Locate the lines of the listing below that hold "笔杆子星域", then copy each of them.

[Stored records]
-------

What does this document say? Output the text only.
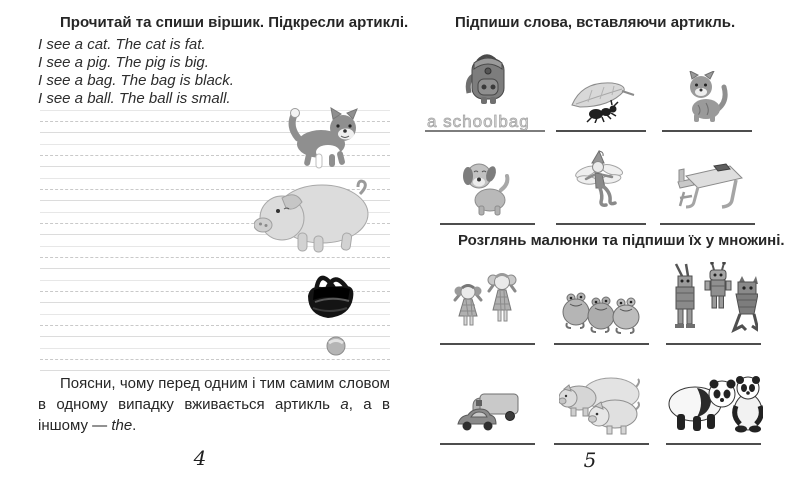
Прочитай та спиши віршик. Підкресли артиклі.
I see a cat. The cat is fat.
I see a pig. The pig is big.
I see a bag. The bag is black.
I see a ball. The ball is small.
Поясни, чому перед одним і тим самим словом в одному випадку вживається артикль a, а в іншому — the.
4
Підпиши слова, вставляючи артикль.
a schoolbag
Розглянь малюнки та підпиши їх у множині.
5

-------

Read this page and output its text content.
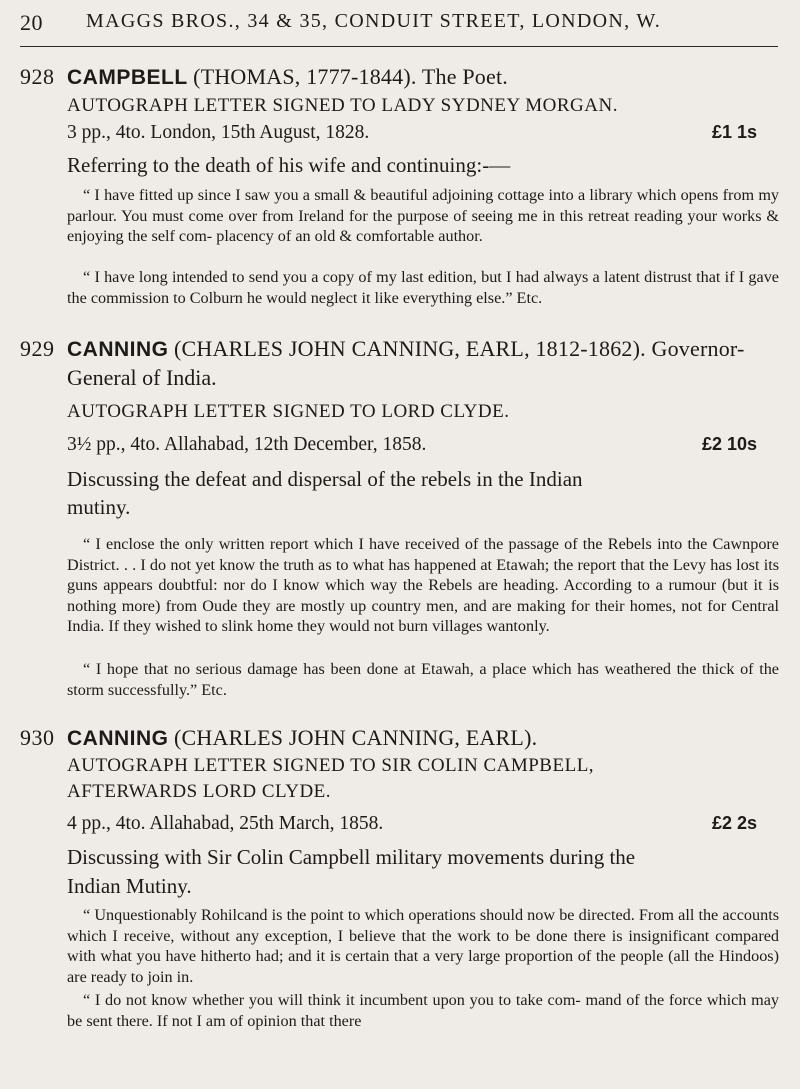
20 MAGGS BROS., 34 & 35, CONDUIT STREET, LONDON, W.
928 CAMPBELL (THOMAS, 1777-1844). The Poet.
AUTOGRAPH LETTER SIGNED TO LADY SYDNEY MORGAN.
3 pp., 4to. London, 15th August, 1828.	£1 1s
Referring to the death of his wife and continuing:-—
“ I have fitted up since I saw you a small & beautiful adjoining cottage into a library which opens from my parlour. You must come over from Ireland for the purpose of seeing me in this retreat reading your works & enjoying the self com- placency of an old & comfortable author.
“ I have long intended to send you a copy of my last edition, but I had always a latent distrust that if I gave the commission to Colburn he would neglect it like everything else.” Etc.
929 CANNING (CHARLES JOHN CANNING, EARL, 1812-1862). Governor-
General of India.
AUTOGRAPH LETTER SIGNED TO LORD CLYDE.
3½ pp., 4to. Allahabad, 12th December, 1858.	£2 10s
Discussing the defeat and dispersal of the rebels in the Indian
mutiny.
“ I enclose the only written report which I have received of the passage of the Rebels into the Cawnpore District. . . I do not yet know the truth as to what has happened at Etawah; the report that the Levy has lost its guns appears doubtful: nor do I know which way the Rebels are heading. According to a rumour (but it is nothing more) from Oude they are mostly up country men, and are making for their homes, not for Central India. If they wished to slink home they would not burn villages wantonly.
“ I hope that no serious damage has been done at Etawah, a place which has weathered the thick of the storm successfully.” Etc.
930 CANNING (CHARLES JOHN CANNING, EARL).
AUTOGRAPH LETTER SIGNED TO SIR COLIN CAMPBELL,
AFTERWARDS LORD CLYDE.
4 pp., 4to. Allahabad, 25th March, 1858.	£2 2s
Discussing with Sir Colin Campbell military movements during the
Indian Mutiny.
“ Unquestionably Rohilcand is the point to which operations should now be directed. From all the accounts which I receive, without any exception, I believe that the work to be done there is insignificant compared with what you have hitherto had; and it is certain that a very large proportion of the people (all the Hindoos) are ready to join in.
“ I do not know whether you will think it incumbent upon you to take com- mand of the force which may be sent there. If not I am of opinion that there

-------

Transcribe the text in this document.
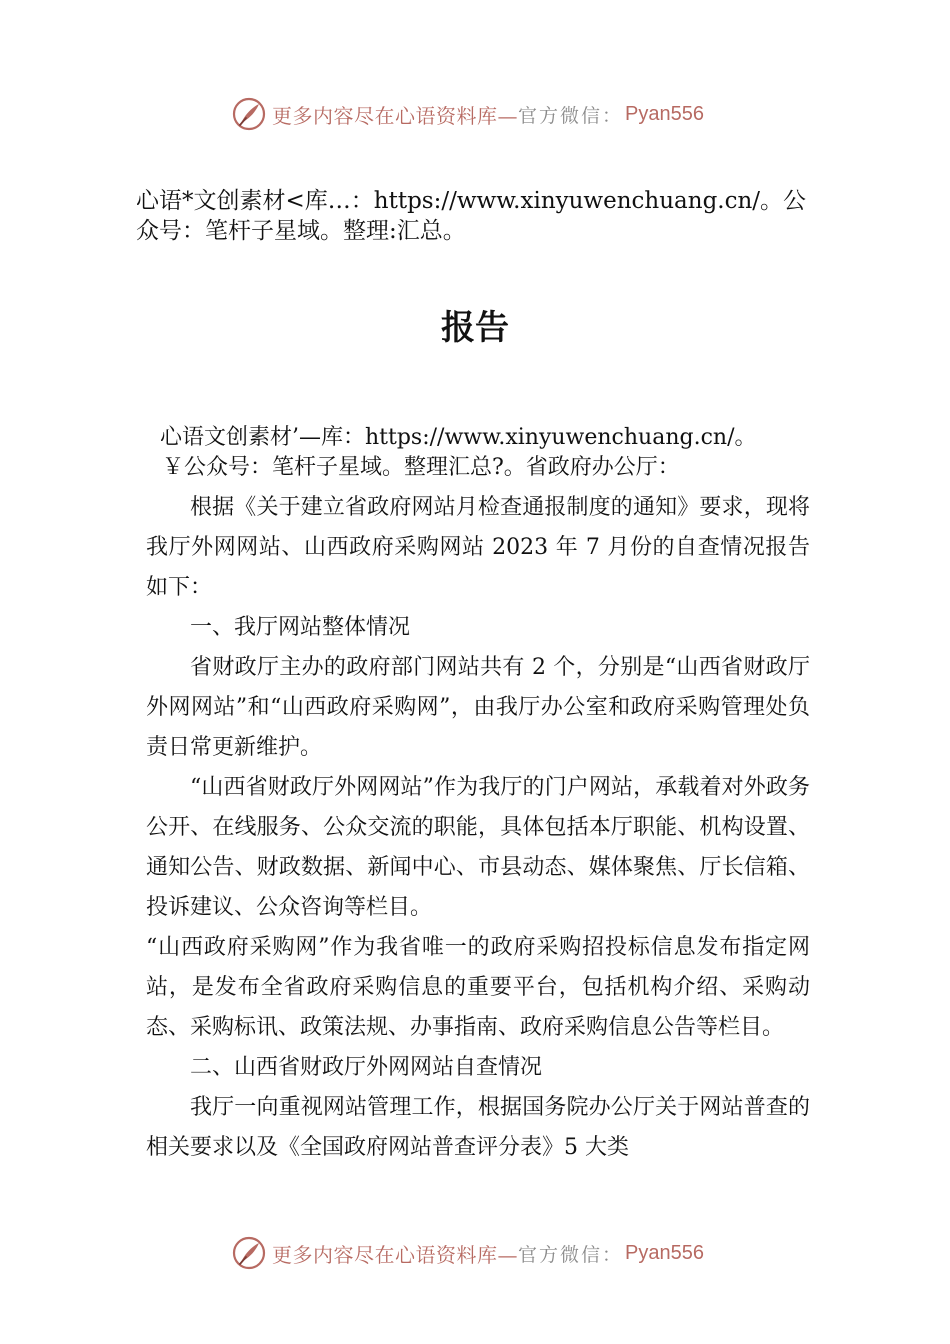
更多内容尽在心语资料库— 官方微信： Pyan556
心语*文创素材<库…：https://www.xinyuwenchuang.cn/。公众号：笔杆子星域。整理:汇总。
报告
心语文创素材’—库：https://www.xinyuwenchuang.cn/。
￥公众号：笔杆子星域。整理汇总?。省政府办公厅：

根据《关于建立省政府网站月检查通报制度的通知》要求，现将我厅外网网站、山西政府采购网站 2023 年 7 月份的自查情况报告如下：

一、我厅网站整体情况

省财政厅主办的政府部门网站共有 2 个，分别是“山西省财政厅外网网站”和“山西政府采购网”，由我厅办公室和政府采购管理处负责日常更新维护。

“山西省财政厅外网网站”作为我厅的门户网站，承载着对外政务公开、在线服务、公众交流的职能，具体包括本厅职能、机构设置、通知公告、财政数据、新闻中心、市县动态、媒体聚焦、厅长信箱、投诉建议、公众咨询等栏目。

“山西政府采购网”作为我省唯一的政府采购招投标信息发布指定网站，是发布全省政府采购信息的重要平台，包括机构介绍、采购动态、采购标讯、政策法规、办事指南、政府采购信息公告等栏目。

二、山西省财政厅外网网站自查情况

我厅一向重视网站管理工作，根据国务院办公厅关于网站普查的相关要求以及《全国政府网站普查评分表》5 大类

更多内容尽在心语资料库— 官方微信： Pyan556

-------

| Task response |
心语*文创素材<库…：https://www.xinyuwenchuang.cn/。公众号：笔杆子星域。整理:汇总。
￥公众号：笔杆子星域。整理汇总?。省政府办公厅：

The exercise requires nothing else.